=== Given records ===
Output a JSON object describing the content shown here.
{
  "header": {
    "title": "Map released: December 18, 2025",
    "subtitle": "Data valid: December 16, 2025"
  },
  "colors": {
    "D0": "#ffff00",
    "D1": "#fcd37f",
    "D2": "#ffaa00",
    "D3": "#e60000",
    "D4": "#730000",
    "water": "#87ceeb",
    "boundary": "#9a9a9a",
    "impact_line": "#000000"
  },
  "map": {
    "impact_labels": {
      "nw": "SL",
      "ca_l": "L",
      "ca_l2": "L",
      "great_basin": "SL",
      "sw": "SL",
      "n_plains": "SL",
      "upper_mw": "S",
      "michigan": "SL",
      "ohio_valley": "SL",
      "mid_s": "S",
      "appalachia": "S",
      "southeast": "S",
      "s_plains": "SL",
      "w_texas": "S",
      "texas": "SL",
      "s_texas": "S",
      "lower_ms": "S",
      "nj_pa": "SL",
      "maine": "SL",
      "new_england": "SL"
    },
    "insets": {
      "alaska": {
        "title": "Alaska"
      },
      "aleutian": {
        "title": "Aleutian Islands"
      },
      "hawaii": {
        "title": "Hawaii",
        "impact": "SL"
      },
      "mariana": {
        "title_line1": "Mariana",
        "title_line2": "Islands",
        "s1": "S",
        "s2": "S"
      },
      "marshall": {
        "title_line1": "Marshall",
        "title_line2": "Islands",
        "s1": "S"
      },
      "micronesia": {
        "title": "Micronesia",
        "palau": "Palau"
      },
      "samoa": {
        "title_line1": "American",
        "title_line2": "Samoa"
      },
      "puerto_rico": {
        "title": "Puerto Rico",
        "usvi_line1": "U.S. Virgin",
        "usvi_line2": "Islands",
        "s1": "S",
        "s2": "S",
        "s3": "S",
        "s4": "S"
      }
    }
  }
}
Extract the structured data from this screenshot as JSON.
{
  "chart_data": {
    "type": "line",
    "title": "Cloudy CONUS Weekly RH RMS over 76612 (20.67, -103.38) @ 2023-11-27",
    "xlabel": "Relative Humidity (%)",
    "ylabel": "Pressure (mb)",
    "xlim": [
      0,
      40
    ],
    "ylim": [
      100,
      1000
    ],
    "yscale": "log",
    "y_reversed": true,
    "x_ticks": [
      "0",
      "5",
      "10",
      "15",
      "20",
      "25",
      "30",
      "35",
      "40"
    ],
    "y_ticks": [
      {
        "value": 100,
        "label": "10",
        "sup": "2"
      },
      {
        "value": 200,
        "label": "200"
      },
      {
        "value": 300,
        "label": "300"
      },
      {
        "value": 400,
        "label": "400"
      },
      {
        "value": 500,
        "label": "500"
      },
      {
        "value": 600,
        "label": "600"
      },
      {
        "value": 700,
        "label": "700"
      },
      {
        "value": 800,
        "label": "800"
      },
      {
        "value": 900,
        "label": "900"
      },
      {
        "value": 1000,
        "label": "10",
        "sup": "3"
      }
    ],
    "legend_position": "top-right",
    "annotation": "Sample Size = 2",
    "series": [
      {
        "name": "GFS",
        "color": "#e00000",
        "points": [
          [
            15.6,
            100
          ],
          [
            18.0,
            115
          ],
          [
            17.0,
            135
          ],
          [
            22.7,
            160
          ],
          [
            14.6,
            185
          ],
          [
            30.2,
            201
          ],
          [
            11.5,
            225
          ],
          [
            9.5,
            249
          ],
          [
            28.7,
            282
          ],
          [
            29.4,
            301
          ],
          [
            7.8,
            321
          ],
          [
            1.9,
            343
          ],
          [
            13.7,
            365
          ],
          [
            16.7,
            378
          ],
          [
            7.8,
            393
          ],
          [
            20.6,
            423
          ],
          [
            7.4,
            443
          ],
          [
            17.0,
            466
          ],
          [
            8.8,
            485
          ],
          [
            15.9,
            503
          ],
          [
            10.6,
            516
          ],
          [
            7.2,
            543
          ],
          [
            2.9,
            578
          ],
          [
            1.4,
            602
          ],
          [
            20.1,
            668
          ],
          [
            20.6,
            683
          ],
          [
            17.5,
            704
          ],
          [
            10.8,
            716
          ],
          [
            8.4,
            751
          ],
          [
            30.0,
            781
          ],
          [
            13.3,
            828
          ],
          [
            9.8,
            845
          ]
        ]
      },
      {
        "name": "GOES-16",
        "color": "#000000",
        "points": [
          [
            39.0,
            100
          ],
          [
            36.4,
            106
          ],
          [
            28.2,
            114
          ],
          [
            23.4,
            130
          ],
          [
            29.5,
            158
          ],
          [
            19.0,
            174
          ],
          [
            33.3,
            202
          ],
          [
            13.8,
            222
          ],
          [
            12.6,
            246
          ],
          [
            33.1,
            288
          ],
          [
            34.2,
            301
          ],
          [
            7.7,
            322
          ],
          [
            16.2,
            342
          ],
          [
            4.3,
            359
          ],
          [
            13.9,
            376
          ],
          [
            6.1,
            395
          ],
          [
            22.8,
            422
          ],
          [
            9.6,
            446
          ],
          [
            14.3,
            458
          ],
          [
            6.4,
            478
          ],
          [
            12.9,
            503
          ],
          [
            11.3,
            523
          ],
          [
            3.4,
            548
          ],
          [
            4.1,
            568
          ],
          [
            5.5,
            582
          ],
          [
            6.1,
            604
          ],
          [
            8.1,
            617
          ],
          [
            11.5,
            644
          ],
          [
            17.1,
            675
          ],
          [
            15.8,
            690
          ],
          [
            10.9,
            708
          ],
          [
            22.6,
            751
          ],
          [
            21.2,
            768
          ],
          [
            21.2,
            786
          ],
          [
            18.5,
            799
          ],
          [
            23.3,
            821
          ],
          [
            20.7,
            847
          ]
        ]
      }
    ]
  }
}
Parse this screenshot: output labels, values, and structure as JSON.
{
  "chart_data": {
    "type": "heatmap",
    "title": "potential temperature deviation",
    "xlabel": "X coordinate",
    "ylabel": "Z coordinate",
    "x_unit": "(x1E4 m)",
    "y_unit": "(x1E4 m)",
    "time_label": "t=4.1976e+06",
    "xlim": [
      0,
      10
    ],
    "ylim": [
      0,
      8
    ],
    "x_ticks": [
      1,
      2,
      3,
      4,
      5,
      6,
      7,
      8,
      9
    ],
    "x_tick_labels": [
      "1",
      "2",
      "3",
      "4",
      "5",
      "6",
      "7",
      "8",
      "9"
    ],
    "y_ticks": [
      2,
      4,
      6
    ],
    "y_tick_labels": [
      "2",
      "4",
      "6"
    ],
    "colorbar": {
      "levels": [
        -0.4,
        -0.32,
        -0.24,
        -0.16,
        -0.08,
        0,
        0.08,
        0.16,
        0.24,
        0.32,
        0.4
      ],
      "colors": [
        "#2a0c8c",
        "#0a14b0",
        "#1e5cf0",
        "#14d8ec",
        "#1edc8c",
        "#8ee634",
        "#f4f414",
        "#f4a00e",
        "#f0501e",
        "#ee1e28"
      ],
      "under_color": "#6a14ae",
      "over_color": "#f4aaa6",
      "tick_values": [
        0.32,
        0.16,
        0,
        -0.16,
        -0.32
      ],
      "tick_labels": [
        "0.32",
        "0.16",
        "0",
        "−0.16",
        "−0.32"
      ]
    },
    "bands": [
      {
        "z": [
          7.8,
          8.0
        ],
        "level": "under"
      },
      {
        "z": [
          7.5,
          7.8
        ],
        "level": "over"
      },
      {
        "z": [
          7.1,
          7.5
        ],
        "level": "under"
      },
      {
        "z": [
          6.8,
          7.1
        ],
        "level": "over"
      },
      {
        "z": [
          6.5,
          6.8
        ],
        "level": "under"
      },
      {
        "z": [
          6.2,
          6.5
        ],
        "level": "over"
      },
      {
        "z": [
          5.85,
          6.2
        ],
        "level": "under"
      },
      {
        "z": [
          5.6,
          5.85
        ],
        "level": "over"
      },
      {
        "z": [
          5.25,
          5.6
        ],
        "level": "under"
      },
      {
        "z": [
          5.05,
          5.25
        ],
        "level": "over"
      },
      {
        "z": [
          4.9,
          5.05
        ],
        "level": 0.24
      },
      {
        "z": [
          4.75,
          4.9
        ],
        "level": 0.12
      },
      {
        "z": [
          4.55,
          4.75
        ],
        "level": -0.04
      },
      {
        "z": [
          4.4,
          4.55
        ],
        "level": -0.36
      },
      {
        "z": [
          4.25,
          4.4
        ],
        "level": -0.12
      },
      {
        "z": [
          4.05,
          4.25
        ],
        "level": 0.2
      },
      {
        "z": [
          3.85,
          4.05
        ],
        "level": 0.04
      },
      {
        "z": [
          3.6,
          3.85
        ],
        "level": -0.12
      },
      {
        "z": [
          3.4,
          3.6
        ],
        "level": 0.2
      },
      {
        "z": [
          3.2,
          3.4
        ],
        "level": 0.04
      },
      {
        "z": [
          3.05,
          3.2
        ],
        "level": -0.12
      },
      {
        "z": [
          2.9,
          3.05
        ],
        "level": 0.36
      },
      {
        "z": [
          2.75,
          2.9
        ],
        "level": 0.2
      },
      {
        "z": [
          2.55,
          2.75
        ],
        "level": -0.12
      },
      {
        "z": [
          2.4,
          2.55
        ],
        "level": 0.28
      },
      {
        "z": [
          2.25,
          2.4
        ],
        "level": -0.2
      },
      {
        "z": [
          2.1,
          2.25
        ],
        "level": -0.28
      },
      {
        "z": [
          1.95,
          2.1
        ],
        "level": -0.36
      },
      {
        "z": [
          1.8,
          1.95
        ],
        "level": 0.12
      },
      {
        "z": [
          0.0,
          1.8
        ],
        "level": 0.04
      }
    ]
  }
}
===
#### Stated task
Search the entries for the word "coordinate" and pick out every line that holds it.

#### Full solution
    "xlabel": "X coordinate",
    "ylabel": "Z coordinate",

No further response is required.